_WHAT IS NEEDED_:
Write the data below out exactly as it stands. Do not include the pictures.
>> BEGIN DATA IN THIS EXERCISE
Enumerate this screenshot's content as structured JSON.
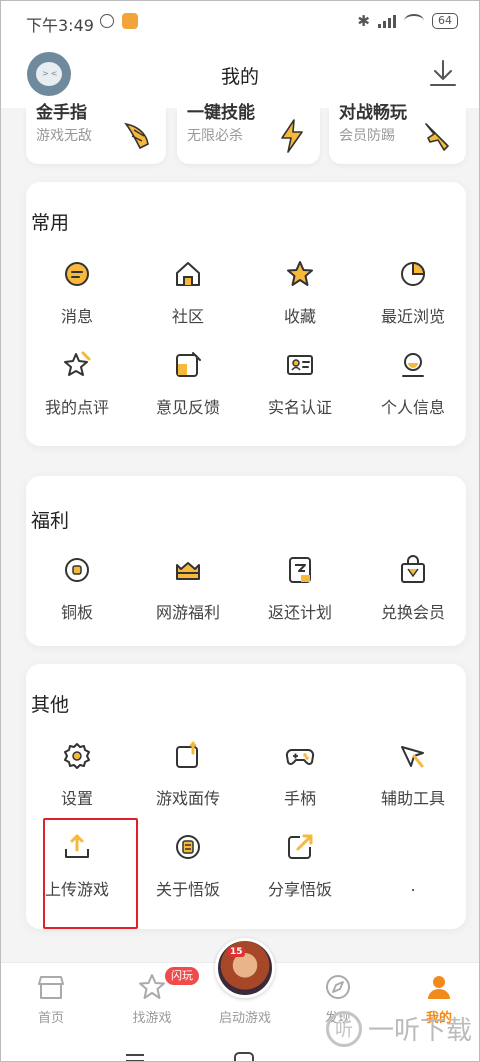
{
  "status_bar": {
    "time": "下午3:49",
    "battery": "64"
  },
  "header": {
    "title": "我的"
  },
  "features": [
    {
      "title": "金手指",
      "subtitle": "游戏无敌",
      "icon": "wing-icon"
    },
    {
      "title": "一键技能",
      "subtitle": "无限必杀",
      "icon": "lightning-icon"
    },
    {
      "title": "对战畅玩",
      "subtitle": "会员防踢",
      "icon": "plane-icon"
    }
  ],
  "sections": {
    "common": {
      "title": "常用",
      "items": [
        {
          "label": "消息",
          "icon": "message-icon"
        },
        {
          "label": "社区",
          "icon": "community-icon"
        },
        {
          "label": "收藏",
          "icon": "favorite-icon"
        },
        {
          "label": "最近浏览",
          "icon": "history-icon"
        },
        {
          "label": "我的点评",
          "icon": "review-icon"
        },
        {
          "label": "意见反馈",
          "icon": "feedback-icon"
        },
        {
          "label": "实名认证",
          "icon": "id-card-icon"
        },
        {
          "label": "个人信息",
          "icon": "profile-icon"
        }
      ]
    },
    "welfare": {
      "title": "福利",
      "items": [
        {
          "label": "铜板",
          "icon": "coin-icon"
        },
        {
          "label": "网游福利",
          "icon": "gift-box-icon"
        },
        {
          "label": "返还计划",
          "icon": "rebate-icon"
        },
        {
          "label": "兑换会员",
          "icon": "shopping-bag-icon"
        }
      ]
    },
    "other": {
      "title": "其他",
      "items": [
        {
          "label": "设置",
          "icon": "gear-icon"
        },
        {
          "label": "游戏面传",
          "icon": "transfer-icon"
        },
        {
          "label": "手柄",
          "icon": "gamepad-icon"
        },
        {
          "label": "辅助工具",
          "icon": "tool-icon"
        },
        {
          "label": "上传游戏",
          "icon": "upload-icon"
        },
        {
          "label": "关于悟饭",
          "icon": "about-icon"
        },
        {
          "label": "分享悟饭",
          "icon": "share-icon"
        },
        {
          "label": ".",
          "icon": ""
        }
      ]
    }
  },
  "tabbar": {
    "items": [
      {
        "label": "首页",
        "icon": "home-icon",
        "active": false
      },
      {
        "label": "找游戏",
        "icon": "star-icon",
        "active": false,
        "badge": "闪玩"
      },
      {
        "label": "启动游戏",
        "icon": "game-avatar",
        "active": false
      },
      {
        "label": "发现",
        "icon": "compass-icon",
        "active": false
      },
      {
        "label": "我的",
        "icon": "user-icon",
        "active": true
      }
    ]
  },
  "game_avatar_level": "15",
  "watermark": "一听下载",
  "watermark_logo": "听",
  "colors": {
    "accent": "#f08a1c",
    "badge": "#f04a4a",
    "highlight": "#e0202a"
  }
}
>> END DATA IN THIS EXERCISE
_REPLY_:
Enumerate this screenshot's content as structured JSON.
{
  "status_bar": {
    "time": "下午3:49",
    "battery": "64"
  },
  "header": {
    "title": "我的"
  },
  "features": [
    {
      "title": "金手指",
      "subtitle": "游戏无敌",
      "icon": "wing-icon"
    },
    {
      "title": "一键技能",
      "subtitle": "无限必杀",
      "icon": "lightning-icon"
    },
    {
      "title": "对战畅玩",
      "subtitle": "会员防踢",
      "icon": "plane-icon"
    }
  ],
  "sections": {
    "common": {
      "title": "常用",
      "items": [
        {
          "label": "消息",
          "icon": "message-icon"
        },
        {
          "label": "社区",
          "icon": "community-icon"
        },
        {
          "label": "收藏",
          "icon": "favorite-icon"
        },
        {
          "label": "最近浏览",
          "icon": "history-icon"
        },
        {
          "label": "我的点评",
          "icon": "review-icon"
        },
        {
          "label": "意见反馈",
          "icon": "feedback-icon"
        },
        {
          "label": "实名认证",
          "icon": "id-card-icon"
        },
        {
          "label": "个人信息",
          "icon": "profile-icon"
        }
      ]
    },
    "welfare": {
      "title": "福利",
      "items": [
        {
          "label": "铜板",
          "icon": "coin-icon"
        },
        {
          "label": "网游福利",
          "icon": "gift-box-icon"
        },
        {
          "label": "返还计划",
          "icon": "rebate-icon"
        },
        {
          "label": "兑换会员",
          "icon": "shopping-bag-icon"
        }
      ]
    },
    "other": {
      "title": "其他",
      "items": [
        {
          "label": "设置",
          "icon": "gear-icon"
        },
        {
          "label": "游戏面传",
          "icon": "transfer-icon"
        },
        {
          "label": "手柄",
          "icon": "gamepad-icon"
        },
        {
          "label": "辅助工具",
          "icon": "tool-icon"
        },
        {
          "label": "上传游戏",
          "icon": "upload-icon"
        },
        {
          "label": "关于悟饭",
          "icon": "about-icon"
        },
        {
          "label": "分享悟饭",
          "icon": "share-icon"
        },
        {
          "label": ".",
          "icon": ""
        }
      ]
    }
  },
  "tabbar": {
    "items": [
      {
        "label": "首页",
        "icon": "home-icon",
        "active": false
      },
      {
        "label": "找游戏",
        "icon": "star-icon",
        "active": false,
        "badge": "闪玩"
      },
      {
        "label": "启动游戏",
        "icon": "game-avatar",
        "active": false
      },
      {
        "label": "发现",
        "icon": "compass-icon",
        "active": false
      },
      {
        "label": "我的",
        "icon": "user-icon",
        "active": true
      }
    ]
  },
  "game_avatar_level": "15",
  "watermark": "一听下载",
  "watermark_logo": "听",
  "colors": {
    "accent": "#f08a1c",
    "badge": "#f04a4a",
    "highlight": "#e0202a"
  }
}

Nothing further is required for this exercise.